● **Data supplied**:
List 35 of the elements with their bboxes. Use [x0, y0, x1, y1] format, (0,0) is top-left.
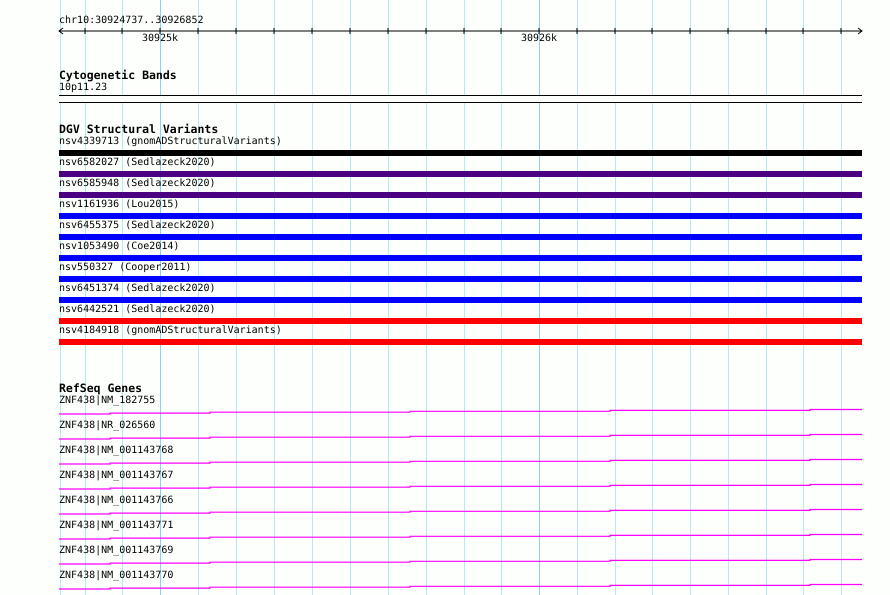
- band-label: 10p11.23: [59, 82, 108, 94]
- variant-bar[interactable]: [59, 339, 862, 345]
- variant-bar[interactable]: [59, 171, 862, 177]
- gene-label: ZNF438|NM_001143767: [59, 470, 174, 482]
- variant-bar[interactable]: [59, 276, 862, 282]
- gene-label: ZNF438|NR_026560: [59, 420, 156, 432]
- variant-bar[interactable]: [59, 213, 862, 219]
- variant-label: nsv6451374 (Sedlazeck2020): [59, 283, 217, 295]
- variant-bar[interactable]: [59, 318, 862, 324]
- variant-label: nsv1161936 (Lou2015): [59, 199, 180, 211]
- track-title: Cytogenetic Bands: [59, 69, 178, 82]
- variant-label: nsv6442521 (Sedlazeck2020): [59, 304, 217, 316]
- gene-label: ZNF438|NM_001143768: [59, 445, 174, 457]
- gene-label: ZNF438|NM_182755: [59, 395, 156, 407]
- track-title: DGV Structural Variants: [59, 123, 220, 136]
- gene-label: ZNF438|NM_001143766: [59, 495, 174, 507]
- variant-label: nsv6585948 (Sedlazeck2020): [59, 178, 217, 190]
- variant-bar[interactable]: [59, 255, 862, 261]
- variant-label: nsv4184918 (gnomADStructuralVariants): [59, 325, 283, 337]
- gene-label: ZNF438|NM_001143771: [59, 520, 174, 532]
- ruler-label: 30925k: [142, 33, 178, 44]
- ruler-label: 30926k: [520, 33, 558, 44]
- variant-label: nsv4339713 (gnomADStructuralVariants): [59, 136, 283, 148]
- gene-label: ZNF438|NM_001143770: [59, 570, 174, 582]
- variant-bar[interactable]: [59, 192, 862, 198]
- gene-label: ZNF438|NM_001143769: [59, 545, 174, 557]
- variant-bar[interactable]: [59, 150, 862, 156]
- variant-label: nsv6455375 (Sedlazeck2020): [59, 220, 217, 232]
- track-title: RefSeq Genes: [59, 382, 144, 395]
- variant-bar[interactable]: [59, 297, 862, 303]
- variant-label: nsv6582027 (Sedlazeck2020): [59, 157, 217, 169]
- variant-label: nsv1053490 (Coe2014): [59, 241, 180, 253]
- variant-bar[interactable]: [59, 234, 862, 240]
- locus-label: chr10:30924737..30926852: [59, 14, 204, 27]
- variant-label: nsv550327 (Cooper2011): [59, 262, 192, 274]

● **Required work**: Copy out all the data above exactly as written. Skip the pictures.

● **Your response**:
List 35 of the elements with their bboxes. Use [x0, y0, x1, y1] format, (0,0) is top-left.
- band-label: 10p11.23: [59, 82, 108, 94]
- variant-bar[interactable]: [59, 339, 862, 345]
- variant-bar[interactable]: [59, 171, 862, 177]
- gene-label: ZNF438|NM_001143767: [59, 470, 174, 482]
- variant-bar[interactable]: [59, 276, 862, 282]
- gene-label: ZNF438|NR_026560: [59, 420, 156, 432]
- variant-bar[interactable]: [59, 213, 862, 219]
- variant-label: nsv6451374 (Sedlazeck2020): [59, 283, 217, 295]
- variant-bar[interactable]: [59, 318, 862, 324]
- variant-label: nsv1161936 (Lou2015): [59, 199, 180, 211]
- track-title: Cytogenetic Bands: [59, 69, 178, 82]
- variant-label: nsv6442521 (Sedlazeck2020): [59, 304, 217, 316]
- gene-label: ZNF438|NM_001143768: [59, 445, 174, 457]
- gene-label: ZNF438|NM_182755: [59, 395, 156, 407]
- track-title: DGV Structural Variants: [59, 123, 220, 136]
- gene-label: ZNF438|NM_001143766: [59, 495, 174, 507]
- variant-label: nsv6585948 (Sedlazeck2020): [59, 178, 217, 190]
- variant-bar[interactable]: [59, 255, 862, 261]
- variant-label: nsv4184918 (gnomADStructuralVariants): [59, 325, 283, 337]
- gene-label: ZNF438|NM_001143771: [59, 520, 174, 532]
- ruler-label: 30925k: [142, 33, 178, 44]
- ruler-label: 30926k: [520, 33, 558, 44]
- variant-label: nsv4339713 (gnomADStructuralVariants): [59, 136, 283, 148]
- gene-label: ZNF438|NM_001143770: [59, 570, 174, 582]
- variant-bar[interactable]: [59, 192, 862, 198]
- gene-label: ZNF438|NM_001143769: [59, 545, 174, 557]
- variant-bar[interactable]: [59, 150, 862, 156]
- variant-label: nsv6455375 (Sedlazeck2020): [59, 220, 217, 232]
- track-title: RefSeq Genes: [59, 382, 144, 395]
- variant-bar[interactable]: [59, 297, 862, 303]
- variant-label: nsv6582027 (Sedlazeck2020): [59, 157, 217, 169]
- variant-label: nsv1053490 (Coe2014): [59, 241, 180, 253]
- variant-bar[interactable]: [59, 234, 862, 240]
- locus-label: chr10:30924737..30926852: [59, 14, 204, 27]
- variant-label: nsv550327 (Cooper2011): [59, 262, 192, 274]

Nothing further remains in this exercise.